REQUIRED WORK: Tally all lines containing the word "Union". Give the number alone.

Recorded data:
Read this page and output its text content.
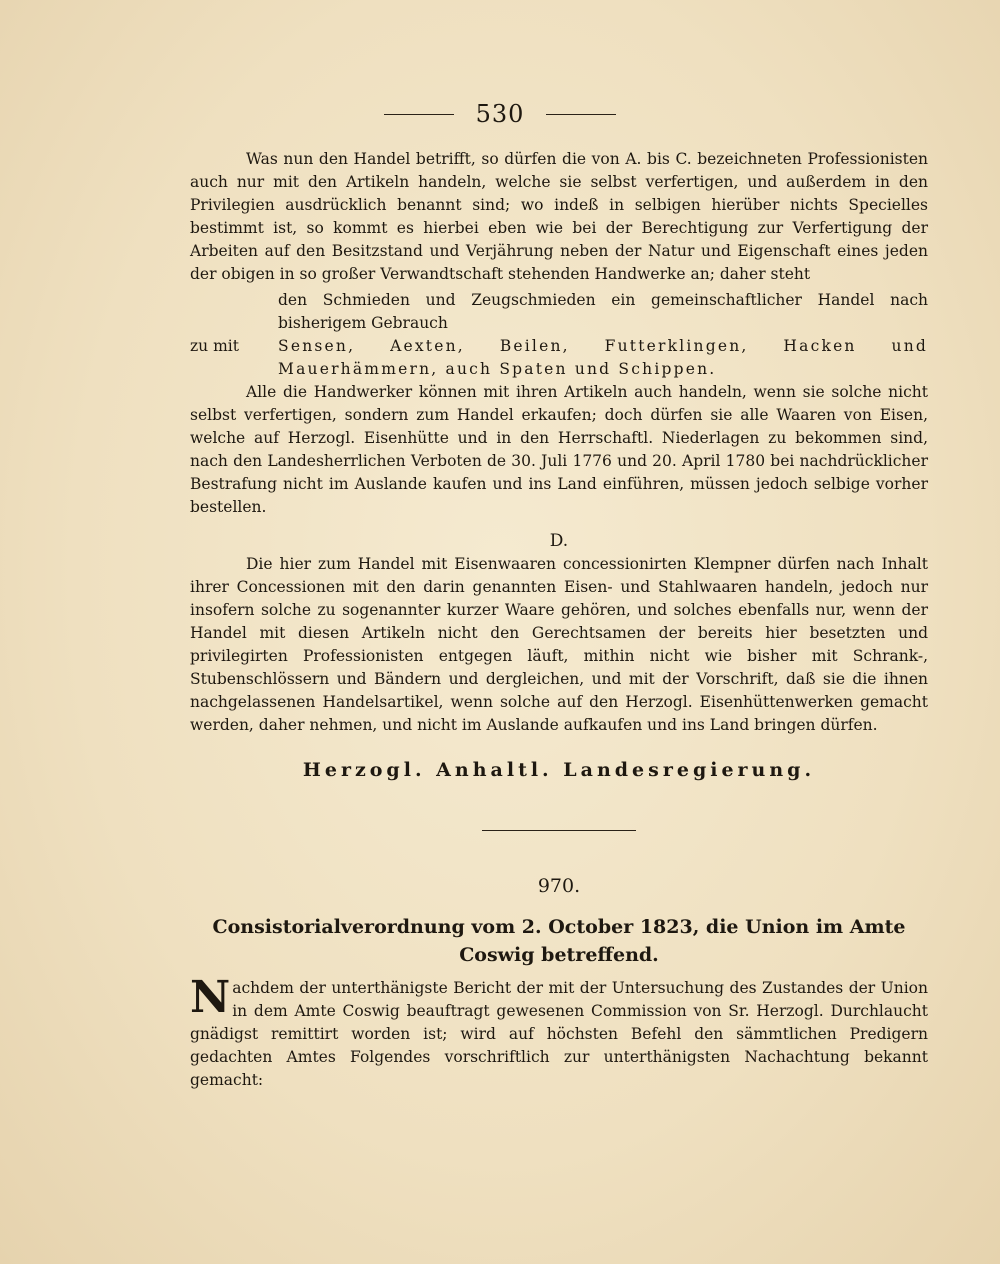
530

Was nun den Handel betrifft, so dürfen die von A. bis C. bezeichneten Professionisten auch nur mit den Artikeln handeln, welche sie selbst verfertigen, und außerdem in den Privilegien ausdrücklich benannt sind; wo indeß in selbigen hierüber nichts Specielles bestimmt ist, so kommt es hierbei eben wie bei der Berechtigung zur Verfertigung der Arbeiten auf den Besitzstand und Verjährung neben der Natur und Eigenschaft eines jeden der obigen in so großer Verwandtschaft stehenden Handwerke an; daher steht

den Schmieden und Zeugschmieden ein gemeinschaftlicher Handel nach bisherigem Gebrauch

zu mit	Sensen, Aexten, Beilen, Futterklingen, Hacken und Mauerhämmern, auch Spaten und Schippen.

Alle die Handwerker können mit ihren Artikeln auch handeln, wenn sie solche nicht selbst verfertigen, sondern zum Handel erkaufen; doch dürfen sie alle Waaren von Eisen, welche auf Herzogl. Eisenhütte und in den Herrschaftl. Niederlagen zu bekommen sind, nach den Landesherrlichen Verboten de 30. Juli 1776 und 20. April 1780 bei nachdrücklicher Bestrafung nicht im Auslande kaufen und ins Land einführen, müssen jedoch selbige vorher bestellen.

D.

Die hier zum Handel mit Eisenwaaren concessionirten Klempner dürfen nach Inhalt ihrer Concessionen mit den darin genannten Eisen- und Stahlwaaren handeln, jedoch nur insofern solche zu sogenannter kurzer Waare gehören, und solches ebenfalls nur, wenn der Handel mit diesen Artikeln nicht den Gerechtsamen der bereits hier besetzten und privilegirten Professionisten entgegen läuft, mithin nicht wie bisher mit Schrank-, Stubenschlössern und Bändern und dergleichen, und mit der Vorschrift, daß sie die ihnen nachgelassenen Handelsartikel, wenn solche auf den Herzogl. Eisenhüttenwerken gemacht werden, daher nehmen, und nicht im Auslande aufkaufen und ins Land bringen dürfen.

Herzogl. Anhaltl. Landesregierung.

970.

Consistorialverordnung vom 2. October 1823, die Union im Amte Coswig betreffend.

N achdem der unterthänigste Bericht der mit der Untersuchung des Zustandes der Union in dem Amte Coswig beauftragt gewesenen Commission von Sr. Herzogl. Durchlaucht gnädigst remittirt worden ist; wird auf höchsten Befehl den sämmtlichen Predigern gedachten Amtes Folgendes vorschriftlich zur unterthänigsten Nachachtung bekannt gemacht:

ANSWER: 2